**Instructions to follow:** Any picture among the records should be left out, please; retype the rest exactly.

**Dataset records:**
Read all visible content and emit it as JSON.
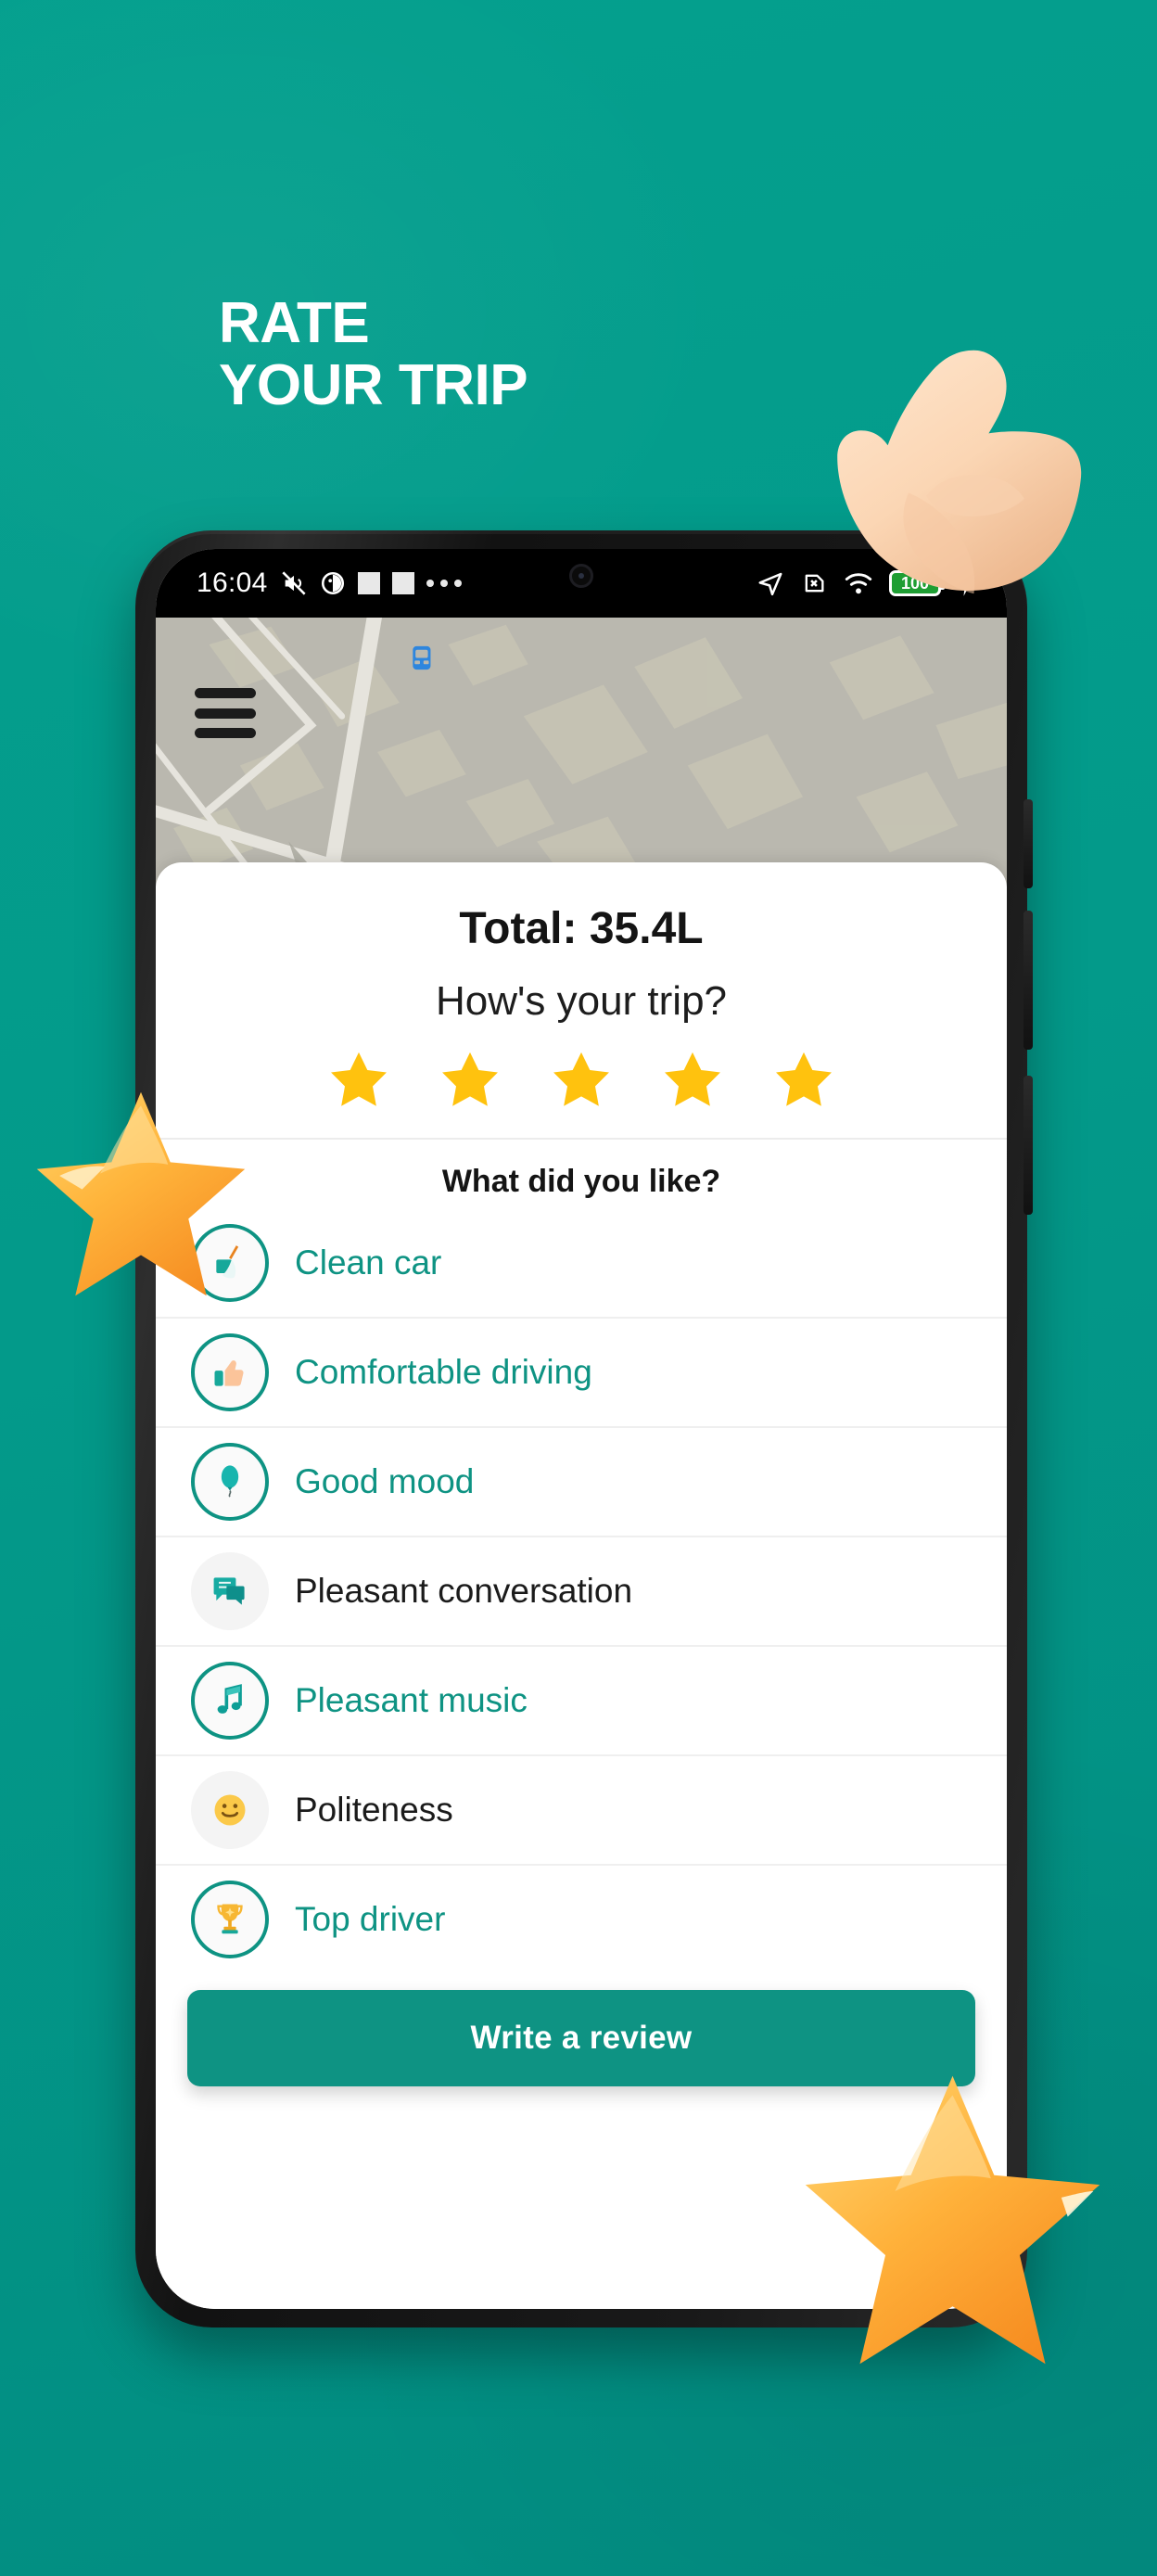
{
  "theme": {
    "brand_teal": "#0E9383",
    "background_teal": "#059C8B",
    "star_gold": "#FFC20E",
    "deco_orange": "#FFB23F",
    "battery_green": "#1E9E33"
  },
  "promo": {
    "headline_line1": "RATE",
    "headline_line2": "YOUR TRIP",
    "decorations": [
      {
        "name": "thumbs-up-3d",
        "glyph": "👍"
      },
      {
        "name": "star-3d-left",
        "glyph": "★"
      },
      {
        "name": "star-3d-right",
        "glyph": "★"
      }
    ]
  },
  "statusbar": {
    "time": "16:04",
    "left_icons": [
      "silent-vibrate-icon",
      "alarm-icon",
      "app-square-icon",
      "app-square-icon",
      "overflow-dots-icon"
    ],
    "right_icons": [
      "location-arrow-icon",
      "no-sim-icon",
      "wifi-icon",
      "battery-icon",
      "charging-bolt-icon"
    ],
    "battery_level": "100"
  },
  "map": {
    "menu_icon": "hamburger-menu-icon",
    "vehicle_marker": "bus-marker-icon"
  },
  "sheet": {
    "total_label": "Total: 35.4L",
    "question": "How's your trip?",
    "rating": {
      "max": 5,
      "value": 5,
      "star_icon": "star-icon"
    },
    "section_title": "What did you like?",
    "options": [
      {
        "label": "Clean car",
        "icon": "broom-icon",
        "emoji": "🧹",
        "selected": true
      },
      {
        "label": "Comfortable driving",
        "icon": "thumbs-up-icon",
        "emoji": "👍",
        "selected": true
      },
      {
        "label": "Good mood",
        "icon": "balloon-icon",
        "emoji": "🎈",
        "selected": true
      },
      {
        "label": "Pleasant conversation",
        "icon": "chat-bubble-icon",
        "emoji": "💬",
        "selected": false
      },
      {
        "label": "Pleasant music",
        "icon": "music-note-icon",
        "emoji": "🎵",
        "selected": true
      },
      {
        "label": "Politeness",
        "icon": "smiley-face-icon",
        "emoji": "🙂",
        "selected": false
      },
      {
        "label": "Top driver",
        "icon": "trophy-icon",
        "emoji": "🏆",
        "selected": true
      }
    ],
    "cta_label": "Write a review"
  }
}
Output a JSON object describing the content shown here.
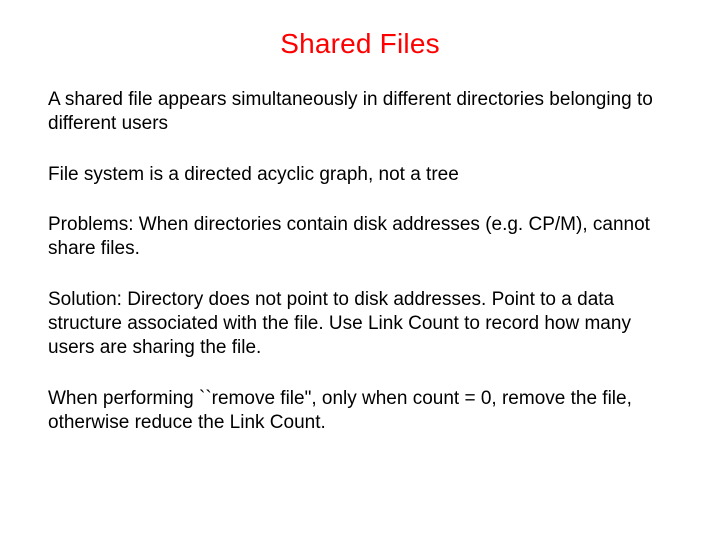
{
  "slide": {
    "title": "Shared Files",
    "paragraphs": [
      "A shared file appears simultaneously in different directories belonging to different users",
      "File system is a directed acyclic graph, not a tree",
      "Problems: When directories contain disk addresses (e.g. CP/M), cannot share files.",
      "Solution: Directory does not point to disk addresses. Point to a data structure associated with the file. Use Link Count to record how many users are sharing the file.",
      "When performing ``remove file\", only when count = 0, remove the file, otherwise reduce the Link Count."
    ]
  }
}
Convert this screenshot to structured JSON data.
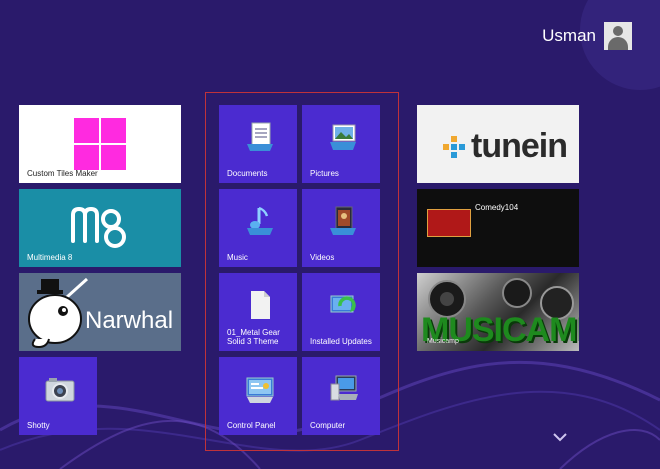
{
  "user": {
    "name": "Usman"
  },
  "colors": {
    "background": "#2a1a6b",
    "tile_purple": "#4b2bd0",
    "multimedia_teal": "#1a8ea6",
    "narwhal_slate": "#5a6e8a",
    "group_outline": "#c0323a",
    "custom_tiles_magenta": "#ff2ae0"
  },
  "left_tiles": [
    {
      "label": "Custom Tiles Maker",
      "icon": "magenta-grid-icon"
    },
    {
      "label": "Multimedia 8",
      "icon": "multimedia-8-logo"
    },
    {
      "label": "Narwhal",
      "icon": "narwhal-logo"
    },
    {
      "label": "Shotty",
      "icon": "camera-icon"
    }
  ],
  "group_tiles": [
    {
      "label": "Documents",
      "icon": "documents-icon"
    },
    {
      "label": "Pictures",
      "icon": "pictures-icon"
    },
    {
      "label": "Music",
      "icon": "music-icon"
    },
    {
      "label": "Videos",
      "icon": "videos-icon"
    },
    {
      "label": "01_Metal Gear Solid 3 Theme",
      "icon": "file-icon"
    },
    {
      "label": "Installed Updates",
      "icon": "installed-updates-icon"
    },
    {
      "label": "Control Panel",
      "icon": "control-panel-icon"
    },
    {
      "label": "Computer",
      "icon": "computer-icon"
    }
  ],
  "right_tiles": [
    {
      "label": "tunein",
      "icon": "tunein-logo"
    },
    {
      "label": "Comedy104",
      "icon": "comedy104-logo"
    },
    {
      "label": "MUSICAMP",
      "sublabel": "Musicamp",
      "icon": "musicamp-logo"
    }
  ],
  "scroll_hint": {
    "icon": "chevron-down-icon"
  }
}
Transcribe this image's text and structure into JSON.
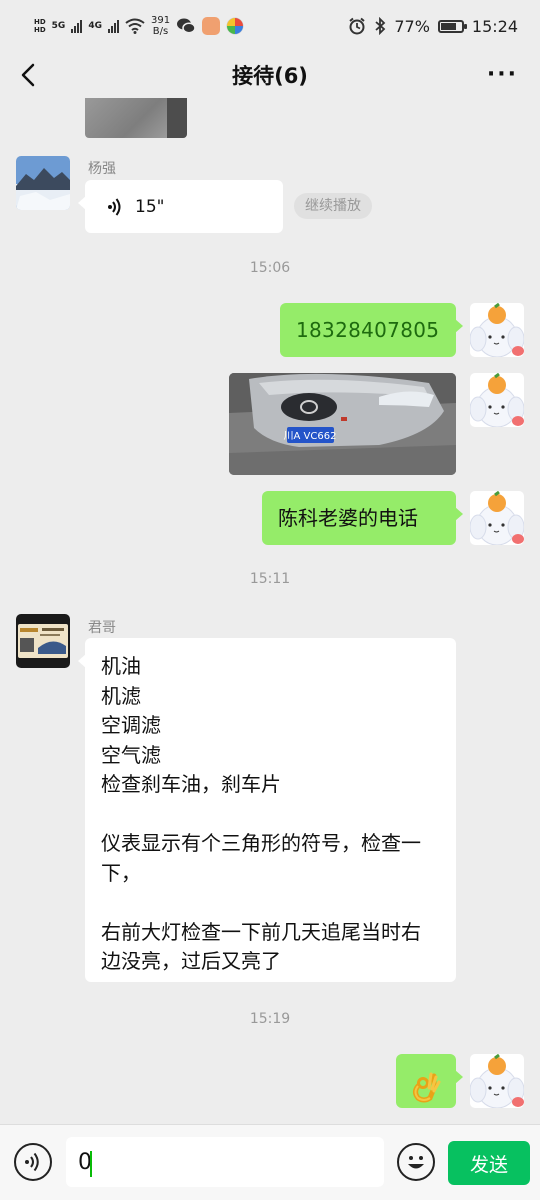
{
  "status_bar": {
    "hd1": "HD",
    "hd2": "HD",
    "net1": "5G",
    "net2": "4G",
    "speed_value": "391",
    "speed_unit": "B/s",
    "battery": "77%",
    "time": "15:24",
    "battery_level": 0.77
  },
  "nav": {
    "title": "接待(6)",
    "more": "···",
    "icons": [
      "back-arrow-icon",
      "more-icon"
    ]
  },
  "messages": {
    "m1": {
      "sender": "杨强",
      "voice_duration": "15\"",
      "continue_label": "继续播放"
    },
    "t1": "15:06",
    "m2": {
      "text": "18328407805"
    },
    "m3": {
      "plate": "川A VC662"
    },
    "m4": {
      "text": "陈科老婆的电话"
    },
    "t2": "15:11",
    "m5": {
      "sender": "君哥",
      "text": "机油\n机滤\n空调滤\n空气滤\n检查刹车油，刹车片\n\n仪表显示有个三角形的符号，检查一下，\n\n右前大灯检查一下前几天追尾当时右边没亮，过后又亮了"
    },
    "t3": "15:19",
    "m6": {
      "emoji": "ok-hand-emoji"
    }
  },
  "input": {
    "value": "0",
    "send_label": "发送",
    "icons": [
      "voice-icon",
      "emoji-icon"
    ]
  },
  "colors": {
    "bubble_self": "#95ec69",
    "send_button": "#07c160",
    "background": "#ededed"
  }
}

**Task response:**
Read all visible content and emit it as JSON.
{
  "theme": {
    "brand_teal": "#0E9383",
    "background_teal": "#059C8B",
    "star_gold": "#FFC20E",
    "deco_orange": "#FFB23F",
    "battery_green": "#1E9E33"
  },
  "promo": {
    "headline_line1": "RATE",
    "headline_line2": "YOUR TRIP",
    "decorations": [
      {
        "name": "thumbs-up-3d",
        "glyph": "👍"
      },
      {
        "name": "star-3d-left",
        "glyph": "★"
      },
      {
        "name": "star-3d-right",
        "glyph": "★"
      }
    ]
  },
  "statusbar": {
    "time": "16:04",
    "left_icons": [
      "silent-vibrate-icon",
      "alarm-icon",
      "app-square-icon",
      "app-square-icon",
      "overflow-dots-icon"
    ],
    "right_icons": [
      "location-arrow-icon",
      "no-sim-icon",
      "wifi-icon",
      "battery-icon",
      "charging-bolt-icon"
    ],
    "battery_level": "100"
  },
  "map": {
    "menu_icon": "hamburger-menu-icon",
    "vehicle_marker": "bus-marker-icon"
  },
  "sheet": {
    "total_label": "Total: 35.4L",
    "question": "How's your trip?",
    "rating": {
      "max": 5,
      "value": 5,
      "star_icon": "star-icon"
    },
    "section_title": "What did you like?",
    "options": [
      {
        "label": "Clean car",
        "icon": "broom-icon",
        "emoji": "🧹",
        "selected": true
      },
      {
        "label": "Comfortable driving",
        "icon": "thumbs-up-icon",
        "emoji": "👍",
        "selected": true
      },
      {
        "label": "Good mood",
        "icon": "balloon-icon",
        "emoji": "🎈",
        "selected": true
      },
      {
        "label": "Pleasant conversation",
        "icon": "chat-bubble-icon",
        "emoji": "💬",
        "selected": false
      },
      {
        "label": "Pleasant music",
        "icon": "music-note-icon",
        "emoji": "🎵",
        "selected": true
      },
      {
        "label": "Politeness",
        "icon": "smiley-face-icon",
        "emoji": "🙂",
        "selected": false
      },
      {
        "label": "Top driver",
        "icon": "trophy-icon",
        "emoji": "🏆",
        "selected": true
      }
    ],
    "cta_label": "Write a review"
  }
}
Output a JSON object describing the content shown here.
{
  "slide": {
    "title": "Shared Files",
    "paragraphs": [
      "A shared file appears simultaneously in different directories belonging to different users",
      "File system is a directed acyclic graph, not a tree",
      "Problems: When directories contain disk addresses (e.g. CP/M), cannot share files.",
      "Solution: Directory does not point to disk addresses. Point to a data structure associated with the file. Use Link Count to record how many users are sharing the file.",
      "When performing ``remove file\", only when count = 0, remove the file, otherwise reduce the Link Count."
    ]
  }
}
Convert this screenshot to structured JSON data.
{
  "user": {
    "name": "Usman"
  },
  "colors": {
    "background": "#2a1a6b",
    "tile_purple": "#4b2bd0",
    "multimedia_teal": "#1a8ea6",
    "narwhal_slate": "#5a6e8a",
    "group_outline": "#c0323a",
    "custom_tiles_magenta": "#ff2ae0"
  },
  "left_tiles": [
    {
      "label": "Custom Tiles Maker",
      "icon": "magenta-grid-icon"
    },
    {
      "label": "Multimedia 8",
      "icon": "multimedia-8-logo"
    },
    {
      "label": "Narwhal",
      "icon": "narwhal-logo"
    },
    {
      "label": "Shotty",
      "icon": "camera-icon"
    }
  ],
  "group_tiles": [
    {
      "label": "Documents",
      "icon": "documents-icon"
    },
    {
      "label": "Pictures",
      "icon": "pictures-icon"
    },
    {
      "label": "Music",
      "icon": "music-icon"
    },
    {
      "label": "Videos",
      "icon": "videos-icon"
    },
    {
      "label": "01_Metal Gear Solid 3 Theme",
      "icon": "file-icon"
    },
    {
      "label": "Installed Updates",
      "icon": "installed-updates-icon"
    },
    {
      "label": "Control Panel",
      "icon": "control-panel-icon"
    },
    {
      "label": "Computer",
      "icon": "computer-icon"
    }
  ],
  "right_tiles": [
    {
      "label": "tunein",
      "icon": "tunein-logo"
    },
    {
      "label": "Comedy104",
      "icon": "comedy104-logo"
    },
    {
      "label": "MUSICAMP",
      "sublabel": "Musicamp",
      "icon": "musicamp-logo"
    }
  ],
  "scroll_hint": {
    "icon": "chevron-down-icon"
  }
}
Transcribe this image's text and structure into JSON.
{
  "status_bar": {
    "hd1": "HD",
    "hd2": "HD",
    "net1": "5G",
    "net2": "4G",
    "speed_value": "391",
    "speed_unit": "B/s",
    "battery": "77%",
    "time": "15:24",
    "battery_level": 0.77
  },
  "nav": {
    "title": "接待(6)",
    "more": "···",
    "icons": [
      "back-arrow-icon",
      "more-icon"
    ]
  },
  "messages": {
    "m1": {
      "sender": "杨强",
      "voice_duration": "15\"",
      "continue_label": "继续播放"
    },
    "t1": "15:06",
    "m2": {
      "text": "18328407805"
    },
    "m3": {
      "plate": "川A VC662"
    },
    "m4": {
      "text": "陈科老婆的电话"
    },
    "t2": "15:11",
    "m5": {
      "sender": "君哥",
      "text": "机油\n机滤\n空调滤\n空气滤\n检查刹车油，刹车片\n\n仪表显示有个三角形的符号，检查一下，\n\n右前大灯检查一下前几天追尾当时右边没亮，过后又亮了"
    },
    "t3": "15:19",
    "m6": {
      "emoji": "ok-hand-emoji"
    }
  },
  "input": {
    "value": "0",
    "send_label": "发送",
    "icons": [
      "voice-icon",
      "emoji-icon"
    ]
  },
  "colors": {
    "bubble_self": "#95ec69",
    "send_button": "#07c160",
    "background": "#ededed"
  }
}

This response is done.